- [Schriftliche Anweisung] Gib die folgende Auflistung vollständig und Zeile für Zeile wörtlich wieder, lass dabei aber die Bilder weg.
#####
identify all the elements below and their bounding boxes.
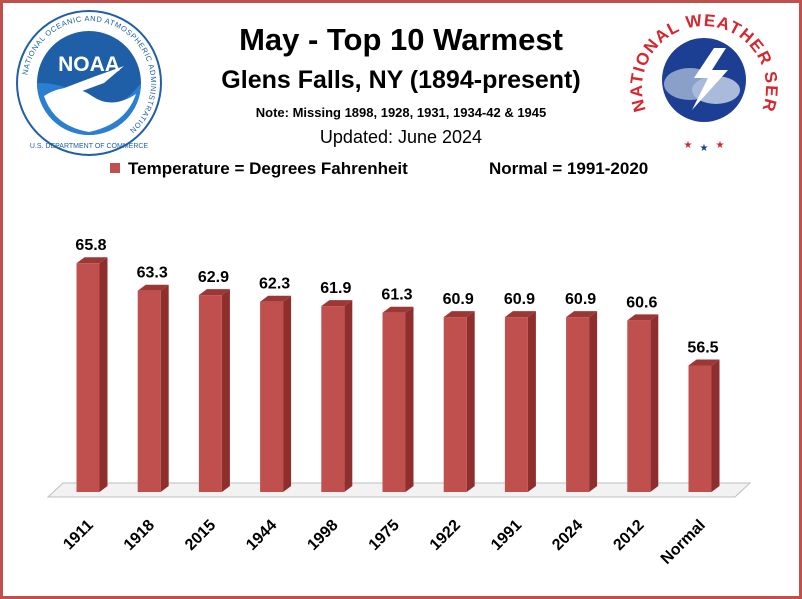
noaa-logo: NATIONAL OCEANIC AND ATMOSPHERIC ADMINIS… [16,10,162,156]
legend-series-label: Temperature = Degrees Fahrenheit [128,159,408,178]
x-tick-label: Normal [658,517,709,568]
bar-top [321,300,353,307]
x-tick-label: 2015 [182,517,219,554]
bar [504,317,528,492]
legend-series: Temperature = Degrees Fahrenheit [110,159,408,179]
bar-top [504,311,536,318]
bar [688,365,712,492]
x-tick-label: 1918 [121,517,158,554]
chart-note: Note: Missing 1898, 1928, 1931, 1934-42 … [255,105,547,120]
x-tick-label: 2024 [549,517,586,554]
chart-title: May - Top 10 Warmest [239,22,563,57]
nws-logo: NATIONAL WEATHER SERVICE ★ ★ ★ [628,6,780,156]
svg-text:★: ★ [700,143,709,154]
bar-top [443,311,475,318]
data-label: 65.8 [75,237,106,254]
bar [76,263,100,492]
noaa-wordmark: NOAA [58,53,120,76]
bar-top [627,314,659,321]
x-tick-label: 1911 [60,517,97,554]
data-label: 61.9 [320,280,351,297]
bar-side [283,295,292,492]
bar [321,306,345,492]
bar-side [466,311,475,492]
data-label: 60.9 [504,291,535,308]
data-label: 63.3 [137,265,168,282]
bar-top [76,257,108,264]
bar-side [589,311,598,492]
data-label: 60.9 [443,291,474,308]
x-tick-label: 1998 [304,517,341,554]
bar-top [137,284,169,291]
bar [382,312,406,492]
bar [198,295,222,492]
bar [137,290,161,492]
data-label: 62.9 [198,269,229,286]
bar [260,301,284,492]
bar-side [99,257,108,492]
chart-subtitle: Glens Falls, NY (1894-present) [221,66,581,94]
bar-top [382,306,414,313]
bar [566,317,590,492]
bar-top [198,289,230,296]
x-tick-label: 1922 [427,517,464,554]
bar-top [566,311,598,318]
data-label: 60.6 [626,294,657,311]
bar-side [650,314,659,492]
x-tick-label: 1944 [243,517,280,554]
updated-text: Updated: June 2024 [319,127,483,147]
bar-side [711,359,720,492]
bar-top [688,359,720,366]
bar-top [260,295,292,302]
legend-swatch [110,163,120,173]
data-label: 62.3 [259,276,290,293]
x-tick-label: 2012 [610,517,647,554]
svg-text:★: ★ [716,140,725,151]
bar-side [160,284,169,492]
x-tick-label: 1991 [488,517,525,554]
svg-text:★: ★ [684,140,693,151]
data-label: 61.3 [381,287,412,304]
data-label: 60.9 [565,291,596,308]
bar-side [527,311,536,492]
bar-side [344,300,353,492]
noaa-bottom-text: U.S. DEPARTMENT OF COMMERCE [30,143,149,150]
bar [443,317,467,492]
x-tick-label: 1975 [366,517,403,554]
data-label: 56.5 [687,340,718,357]
plot-area: 65.8 1911 63.3 1918 62.9 2015 62.3 1944 61.9 1998… [46,237,752,568]
legend-normal: Normal = 1991-2020 [489,159,649,178]
bar-side [405,306,414,492]
bar [627,320,651,492]
bar-side [221,289,230,492]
#####
- [Antwort]
identify all the elements below and their bounding boxes.
noaa-logo: NATIONAL OCEANIC AND ATMOSPHERIC ADMINIS… [16,10,162,156]
legend-series-label: Temperature = Degrees Fahrenheit [128,159,408,178]
x-tick-label: Normal [658,517,709,568]
bar-top [321,300,353,307]
x-tick-label: 2015 [182,517,219,554]
bar [504,317,528,492]
legend-series: Temperature = Degrees Fahrenheit [110,159,408,179]
bar-top [504,311,536,318]
bar [688,365,712,492]
x-tick-label: 1918 [121,517,158,554]
chart-note: Note: Missing 1898, 1928, 1931, 1934-42 … [255,105,547,120]
x-tick-label: 2024 [549,517,586,554]
chart-title: May - Top 10 Warmest [239,22,563,57]
nws-logo: NATIONAL WEATHER SERVICE ★ ★ ★ [628,6,780,156]
svg-text:★: ★ [700,143,709,154]
bar-top [443,311,475,318]
data-label: 65.8 [75,237,106,254]
bar [76,263,100,492]
noaa-wordmark: NOAA [58,53,120,76]
bar-top [627,314,659,321]
x-tick-label: 1911 [60,517,97,554]
data-label: 61.9 [320,280,351,297]
bar-side [283,295,292,492]
bar [321,306,345,492]
bar-side [466,311,475,492]
data-label: 60.9 [504,291,535,308]
data-label: 63.3 [137,265,168,282]
bar-top [76,257,108,264]
bar-side [589,311,598,492]
data-label: 60.9 [443,291,474,308]
x-tick-label: 1998 [304,517,341,554]
bar-top [137,284,169,291]
bar [382,312,406,492]
bar [198,295,222,492]
bar [137,290,161,492]
data-label: 62.9 [198,269,229,286]
bar [260,301,284,492]
bar-side [99,257,108,492]
chart-subtitle: Glens Falls, NY (1894-present) [221,66,581,94]
bar-top [382,306,414,313]
bar [566,317,590,492]
bar-top [198,289,230,296]
x-tick-label: 1922 [427,517,464,554]
bar-top [566,311,598,318]
data-label: 60.6 [626,294,657,311]
bar-side [650,314,659,492]
x-tick-label: 1944 [243,517,280,554]
updated-text: Updated: June 2024 [319,127,483,147]
bar-side [711,359,720,492]
bar-top [688,359,720,366]
bar-top [260,295,292,302]
legend-swatch [110,163,120,173]
data-label: 62.3 [259,276,290,293]
x-tick-label: 2012 [610,517,647,554]
svg-text:★: ★ [716,140,725,151]
bar-side [160,284,169,492]
x-tick-label: 1991 [488,517,525,554]
svg-text:★: ★ [684,140,693,151]
data-label: 61.3 [381,287,412,304]
data-label: 60.9 [565,291,596,308]
bar-side [527,311,536,492]
bar-side [344,300,353,492]
noaa-bottom-text: U.S. DEPARTMENT OF COMMERCE [30,143,149,150]
bar [443,317,467,492]
x-tick-label: 1975 [366,517,403,554]
data-label: 56.5 [687,340,718,357]
plot-area: 65.8 1911 63.3 1918 62.9 2015 62.3 1944 61.9 1998… [46,237,752,568]
legend-normal: Normal = 1991-2020 [489,159,649,178]
bar-side [405,306,414,492]
bar [627,320,651,492]
bar-side [221,289,230,492]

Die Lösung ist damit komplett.